→ **Written instruction**: Extract all of the entries and give them again, word for word.

→ **Given data**:
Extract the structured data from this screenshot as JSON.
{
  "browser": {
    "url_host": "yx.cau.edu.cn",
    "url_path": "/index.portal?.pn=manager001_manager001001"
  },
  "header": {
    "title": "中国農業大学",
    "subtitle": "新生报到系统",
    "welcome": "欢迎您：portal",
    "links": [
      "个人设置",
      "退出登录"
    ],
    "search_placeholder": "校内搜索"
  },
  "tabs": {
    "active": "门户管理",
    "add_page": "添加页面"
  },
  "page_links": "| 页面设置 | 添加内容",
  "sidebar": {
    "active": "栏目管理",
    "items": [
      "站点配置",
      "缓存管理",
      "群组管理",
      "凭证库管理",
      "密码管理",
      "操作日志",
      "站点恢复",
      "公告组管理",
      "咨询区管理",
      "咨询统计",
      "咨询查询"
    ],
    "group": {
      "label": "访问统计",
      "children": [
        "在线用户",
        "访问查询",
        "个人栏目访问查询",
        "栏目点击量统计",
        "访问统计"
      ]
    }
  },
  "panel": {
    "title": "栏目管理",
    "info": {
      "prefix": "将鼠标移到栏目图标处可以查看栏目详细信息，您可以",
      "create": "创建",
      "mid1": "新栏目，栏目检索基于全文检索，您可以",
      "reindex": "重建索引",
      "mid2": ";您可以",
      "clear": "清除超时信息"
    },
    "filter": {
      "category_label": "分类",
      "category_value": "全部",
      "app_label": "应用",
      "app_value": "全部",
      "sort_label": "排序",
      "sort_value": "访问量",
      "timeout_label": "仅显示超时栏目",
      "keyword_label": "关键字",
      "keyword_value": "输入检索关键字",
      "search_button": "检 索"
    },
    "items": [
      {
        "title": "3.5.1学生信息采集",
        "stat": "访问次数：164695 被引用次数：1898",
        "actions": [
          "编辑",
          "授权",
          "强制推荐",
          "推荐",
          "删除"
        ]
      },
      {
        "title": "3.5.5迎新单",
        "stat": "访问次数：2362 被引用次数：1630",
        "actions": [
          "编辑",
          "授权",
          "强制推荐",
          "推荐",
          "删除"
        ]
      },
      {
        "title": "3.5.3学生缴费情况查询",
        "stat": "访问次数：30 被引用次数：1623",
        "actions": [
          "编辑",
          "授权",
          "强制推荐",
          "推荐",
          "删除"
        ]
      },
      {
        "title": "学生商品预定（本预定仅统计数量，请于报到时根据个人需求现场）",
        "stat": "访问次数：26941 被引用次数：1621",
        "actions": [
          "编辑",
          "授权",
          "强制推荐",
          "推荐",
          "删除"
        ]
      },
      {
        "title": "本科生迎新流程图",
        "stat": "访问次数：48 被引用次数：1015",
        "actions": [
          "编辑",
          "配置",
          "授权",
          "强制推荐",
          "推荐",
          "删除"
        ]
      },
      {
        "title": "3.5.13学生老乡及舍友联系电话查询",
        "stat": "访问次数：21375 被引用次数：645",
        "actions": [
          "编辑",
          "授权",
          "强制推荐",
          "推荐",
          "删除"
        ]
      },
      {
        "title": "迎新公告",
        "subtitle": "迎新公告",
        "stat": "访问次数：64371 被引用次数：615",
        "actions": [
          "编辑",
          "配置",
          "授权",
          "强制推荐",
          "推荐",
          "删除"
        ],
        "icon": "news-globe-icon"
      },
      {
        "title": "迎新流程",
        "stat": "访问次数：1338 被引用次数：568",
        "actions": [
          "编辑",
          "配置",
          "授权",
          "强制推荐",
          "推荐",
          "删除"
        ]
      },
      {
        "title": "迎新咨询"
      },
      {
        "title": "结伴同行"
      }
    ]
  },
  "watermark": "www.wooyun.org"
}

→ **Response**:
Extract the structured data from this screenshot as JSON.
{
  "browser": {
    "url_host": "yx.cau.edu.cn",
    "url_path": "/index.portal?.pn=manager001_manager001001"
  },
  "header": {
    "title": "中国農業大学",
    "subtitle": "新生报到系统",
    "welcome": "欢迎您：portal",
    "links": [
      "个人设置",
      "退出登录"
    ],
    "search_placeholder": "校内搜索"
  },
  "tabs": {
    "active": "门户管理",
    "add_page": "添加页面"
  },
  "page_links": "| 页面设置 | 添加内容",
  "sidebar": {
    "active": "栏目管理",
    "items": [
      "站点配置",
      "缓存管理",
      "群组管理",
      "凭证库管理",
      "密码管理",
      "操作日志",
      "站点恢复",
      "公告组管理",
      "咨询区管理",
      "咨询统计",
      "咨询查询"
    ],
    "group": {
      "label": "访问统计",
      "children": [
        "在线用户",
        "访问查询",
        "个人栏目访问查询",
        "栏目点击量统计",
        "访问统计"
      ]
    }
  },
  "panel": {
    "title": "栏目管理",
    "info": {
      "prefix": "将鼠标移到栏目图标处可以查看栏目详细信息，您可以",
      "create": "创建",
      "mid1": "新栏目，栏目检索基于全文检索，您可以",
      "reindex": "重建索引",
      "mid2": ";您可以",
      "clear": "清除超时信息"
    },
    "filter": {
      "category_label": "分类",
      "category_value": "全部",
      "app_label": "应用",
      "app_value": "全部",
      "sort_label": "排序",
      "sort_value": "访问量",
      "timeout_label": "仅显示超时栏目",
      "keyword_label": "关键字",
      "keyword_value": "输入检索关键字",
      "search_button": "检 索"
    },
    "items": [
      {
        "title": "3.5.1学生信息采集",
        "stat": "访问次数：164695 被引用次数：1898",
        "actions": [
          "编辑",
          "授权",
          "强制推荐",
          "推荐",
          "删除"
        ]
      },
      {
        "title": "3.5.5迎新单",
        "stat": "访问次数：2362 被引用次数：1630",
        "actions": [
          "编辑",
          "授权",
          "强制推荐",
          "推荐",
          "删除"
        ]
      },
      {
        "title": "3.5.3学生缴费情况查询",
        "stat": "访问次数：30 被引用次数：1623",
        "actions": [
          "编辑",
          "授权",
          "强制推荐",
          "推荐",
          "删除"
        ]
      },
      {
        "title": "学生商品预定（本预定仅统计数量，请于报到时根据个人需求现场）",
        "stat": "访问次数：26941 被引用次数：1621",
        "actions": [
          "编辑",
          "授权",
          "强制推荐",
          "推荐",
          "删除"
        ]
      },
      {
        "title": "本科生迎新流程图",
        "stat": "访问次数：48 被引用次数：1015",
        "actions": [
          "编辑",
          "配置",
          "授权",
          "强制推荐",
          "推荐",
          "删除"
        ]
      },
      {
        "title": "3.5.13学生老乡及舍友联系电话查询",
        "stat": "访问次数：21375 被引用次数：645",
        "actions": [
          "编辑",
          "授权",
          "强制推荐",
          "推荐",
          "删除"
        ]
      },
      {
        "title": "迎新公告",
        "subtitle": "迎新公告",
        "stat": "访问次数：64371 被引用次数：615",
        "actions": [
          "编辑",
          "配置",
          "授权",
          "强制推荐",
          "推荐",
          "删除"
        ],
        "icon": "news-globe-icon"
      },
      {
        "title": "迎新流程",
        "stat": "访问次数：1338 被引用次数：568",
        "actions": [
          "编辑",
          "配置",
          "授权",
          "强制推荐",
          "推荐",
          "删除"
        ]
      },
      {
        "title": "迎新咨询"
      },
      {
        "title": "结伴同行"
      }
    ]
  },
  "watermark": "www.wooyun.org"
}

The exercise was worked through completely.